**Required work:** Repeat the listing in full, preserving every character.

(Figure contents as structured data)
---+---

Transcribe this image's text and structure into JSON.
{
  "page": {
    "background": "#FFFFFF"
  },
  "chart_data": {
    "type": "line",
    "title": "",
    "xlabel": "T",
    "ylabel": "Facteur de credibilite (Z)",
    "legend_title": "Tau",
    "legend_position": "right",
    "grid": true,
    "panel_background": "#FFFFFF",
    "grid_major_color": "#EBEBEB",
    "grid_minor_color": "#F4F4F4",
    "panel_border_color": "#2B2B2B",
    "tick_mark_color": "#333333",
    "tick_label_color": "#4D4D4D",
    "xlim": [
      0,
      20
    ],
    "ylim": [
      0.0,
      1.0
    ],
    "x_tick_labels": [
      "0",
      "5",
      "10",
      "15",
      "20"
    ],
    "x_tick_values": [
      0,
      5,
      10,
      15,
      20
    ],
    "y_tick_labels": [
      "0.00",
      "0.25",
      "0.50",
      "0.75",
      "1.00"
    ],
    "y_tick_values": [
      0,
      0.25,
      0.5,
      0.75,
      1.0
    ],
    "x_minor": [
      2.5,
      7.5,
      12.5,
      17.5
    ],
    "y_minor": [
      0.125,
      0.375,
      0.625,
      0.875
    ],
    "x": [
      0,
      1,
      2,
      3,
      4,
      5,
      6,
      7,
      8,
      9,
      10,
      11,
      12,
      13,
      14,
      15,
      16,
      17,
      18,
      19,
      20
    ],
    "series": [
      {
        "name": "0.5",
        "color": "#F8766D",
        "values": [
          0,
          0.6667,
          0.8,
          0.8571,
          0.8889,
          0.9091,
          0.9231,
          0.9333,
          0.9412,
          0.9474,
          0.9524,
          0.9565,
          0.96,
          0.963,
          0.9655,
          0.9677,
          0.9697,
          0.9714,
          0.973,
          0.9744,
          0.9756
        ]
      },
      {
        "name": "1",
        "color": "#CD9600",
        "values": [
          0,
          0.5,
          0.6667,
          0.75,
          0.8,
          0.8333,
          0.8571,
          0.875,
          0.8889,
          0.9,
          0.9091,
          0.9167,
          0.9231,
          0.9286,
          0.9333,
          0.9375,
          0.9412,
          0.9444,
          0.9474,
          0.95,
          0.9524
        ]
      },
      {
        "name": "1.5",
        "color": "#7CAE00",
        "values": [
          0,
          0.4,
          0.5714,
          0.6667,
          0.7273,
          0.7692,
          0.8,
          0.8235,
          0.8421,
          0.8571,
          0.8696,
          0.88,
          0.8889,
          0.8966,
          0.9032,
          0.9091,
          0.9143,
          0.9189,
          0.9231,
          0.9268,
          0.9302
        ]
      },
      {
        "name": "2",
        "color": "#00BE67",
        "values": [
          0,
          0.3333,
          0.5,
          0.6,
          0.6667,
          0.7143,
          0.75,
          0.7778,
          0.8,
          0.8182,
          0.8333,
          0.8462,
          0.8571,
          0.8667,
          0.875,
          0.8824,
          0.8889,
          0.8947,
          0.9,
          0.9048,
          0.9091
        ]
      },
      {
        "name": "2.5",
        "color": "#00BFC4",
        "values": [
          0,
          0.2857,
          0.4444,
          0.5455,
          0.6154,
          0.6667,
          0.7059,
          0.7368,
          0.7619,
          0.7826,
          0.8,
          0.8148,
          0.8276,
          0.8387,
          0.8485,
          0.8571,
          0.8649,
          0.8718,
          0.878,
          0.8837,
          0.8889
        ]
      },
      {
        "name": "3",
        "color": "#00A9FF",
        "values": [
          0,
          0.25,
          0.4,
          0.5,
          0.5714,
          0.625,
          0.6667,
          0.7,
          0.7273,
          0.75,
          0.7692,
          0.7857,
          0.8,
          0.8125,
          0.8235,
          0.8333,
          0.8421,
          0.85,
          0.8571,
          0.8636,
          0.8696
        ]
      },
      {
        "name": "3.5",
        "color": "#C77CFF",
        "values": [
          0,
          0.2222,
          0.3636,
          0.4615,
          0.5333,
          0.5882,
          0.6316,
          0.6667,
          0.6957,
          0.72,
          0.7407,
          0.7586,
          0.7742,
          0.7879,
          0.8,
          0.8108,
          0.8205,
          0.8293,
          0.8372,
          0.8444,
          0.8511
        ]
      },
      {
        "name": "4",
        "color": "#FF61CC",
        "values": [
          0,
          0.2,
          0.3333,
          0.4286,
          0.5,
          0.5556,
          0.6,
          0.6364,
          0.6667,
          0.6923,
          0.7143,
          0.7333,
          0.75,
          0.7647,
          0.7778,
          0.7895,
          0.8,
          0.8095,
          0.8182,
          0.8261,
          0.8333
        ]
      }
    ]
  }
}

---+---

**Exercise response:**
Transcribe this image's text and structure into JSON.
{
  "page": {
    "background": "#FFFFFF"
  },
  "chart_data": {
    "type": "line",
    "title": "",
    "xlabel": "T",
    "ylabel": "Facteur de credibilite (Z)",
    "legend_title": "Tau",
    "legend_position": "right",
    "grid": true,
    "panel_background": "#FFFFFF",
    "grid_major_color": "#EBEBEB",
    "grid_minor_color": "#F4F4F4",
    "panel_border_color": "#2B2B2B",
    "tick_mark_color": "#333333",
    "tick_label_color": "#4D4D4D",
    "xlim": [
      0,
      20
    ],
    "ylim": [
      0.0,
      1.0
    ],
    "x_tick_labels": [
      "0",
      "5",
      "10",
      "15",
      "20"
    ],
    "x_tick_values": [
      0,
      5,
      10,
      15,
      20
    ],
    "y_tick_labels": [
      "0.00",
      "0.25",
      "0.50",
      "0.75",
      "1.00"
    ],
    "y_tick_values": [
      0,
      0.25,
      0.5,
      0.75,
      1.0
    ],
    "x_minor": [
      2.5,
      7.5,
      12.5,
      17.5
    ],
    "y_minor": [
      0.125,
      0.375,
      0.625,
      0.875
    ],
    "x": [
      0,
      1,
      2,
      3,
      4,
      5,
      6,
      7,
      8,
      9,
      10,
      11,
      12,
      13,
      14,
      15,
      16,
      17,
      18,
      19,
      20
    ],
    "series": [
      {
        "name": "0.5",
        "color": "#F8766D",
        "values": [
          0,
          0.6667,
          0.8,
          0.8571,
          0.8889,
          0.9091,
          0.9231,
          0.9333,
          0.9412,
          0.9474,
          0.9524,
          0.9565,
          0.96,
          0.963,
          0.9655,
          0.9677,
          0.9697,
          0.9714,
          0.973,
          0.9744,
          0.9756
        ]
      },
      {
        "name": "1",
        "color": "#CD9600",
        "values": [
          0,
          0.5,
          0.6667,
          0.75,
          0.8,
          0.8333,
          0.8571,
          0.875,
          0.8889,
          0.9,
          0.9091,
          0.9167,
          0.9231,
          0.9286,
          0.9333,
          0.9375,
          0.9412,
          0.9444,
          0.9474,
          0.95,
          0.9524
        ]
      },
      {
        "name": "1.5",
        "color": "#7CAE00",
        "values": [
          0,
          0.4,
          0.5714,
          0.6667,
          0.7273,
          0.7692,
          0.8,
          0.8235,
          0.8421,
          0.8571,
          0.8696,
          0.88,
          0.8889,
          0.8966,
          0.9032,
          0.9091,
          0.9143,
          0.9189,
          0.9231,
          0.9268,
          0.9302
        ]
      },
      {
        "name": "2",
        "color": "#00BE67",
        "values": [
          0,
          0.3333,
          0.5,
          0.6,
          0.6667,
          0.7143,
          0.75,
          0.7778,
          0.8,
          0.8182,
          0.8333,
          0.8462,
          0.8571,
          0.8667,
          0.875,
          0.8824,
          0.8889,
          0.8947,
          0.9,
          0.9048,
          0.9091
        ]
      },
      {
        "name": "2.5",
        "color": "#00BFC4",
        "values": [
          0,
          0.2857,
          0.4444,
          0.5455,
          0.6154,
          0.6667,
          0.7059,
          0.7368,
          0.7619,
          0.7826,
          0.8,
          0.8148,
          0.8276,
          0.8387,
          0.8485,
          0.8571,
          0.8649,
          0.8718,
          0.878,
          0.8837,
          0.8889
        ]
      },
      {
        "name": "3",
        "color": "#00A9FF",
        "values": [
          0,
          0.25,
          0.4,
          0.5,
          0.5714,
          0.625,
          0.6667,
          0.7,
          0.7273,
          0.75,
          0.7692,
          0.7857,
          0.8,
          0.8125,
          0.8235,
          0.8333,
          0.8421,
          0.85,
          0.8571,
          0.8636,
          0.8696
        ]
      },
      {
        "name": "3.5",
        "color": "#C77CFF",
        "values": [
          0,
          0.2222,
          0.3636,
          0.4615,
          0.5333,
          0.5882,
          0.6316,
          0.6667,
          0.6957,
          0.72,
          0.7407,
          0.7586,
          0.7742,
          0.7879,
          0.8,
          0.8108,
          0.8205,
          0.8293,
          0.8372,
          0.8444,
          0.8511
        ]
      },
      {
        "name": "4",
        "color": "#FF61CC",
        "values": [
          0,
          0.2,
          0.3333,
          0.4286,
          0.5,
          0.5556,
          0.6,
          0.6364,
          0.6667,
          0.6923,
          0.7143,
          0.7333,
          0.75,
          0.7647,
          0.7778,
          0.7895,
          0.8,
          0.8095,
          0.8182,
          0.8261,
          0.8333
        ]
      }
    ]
  }
}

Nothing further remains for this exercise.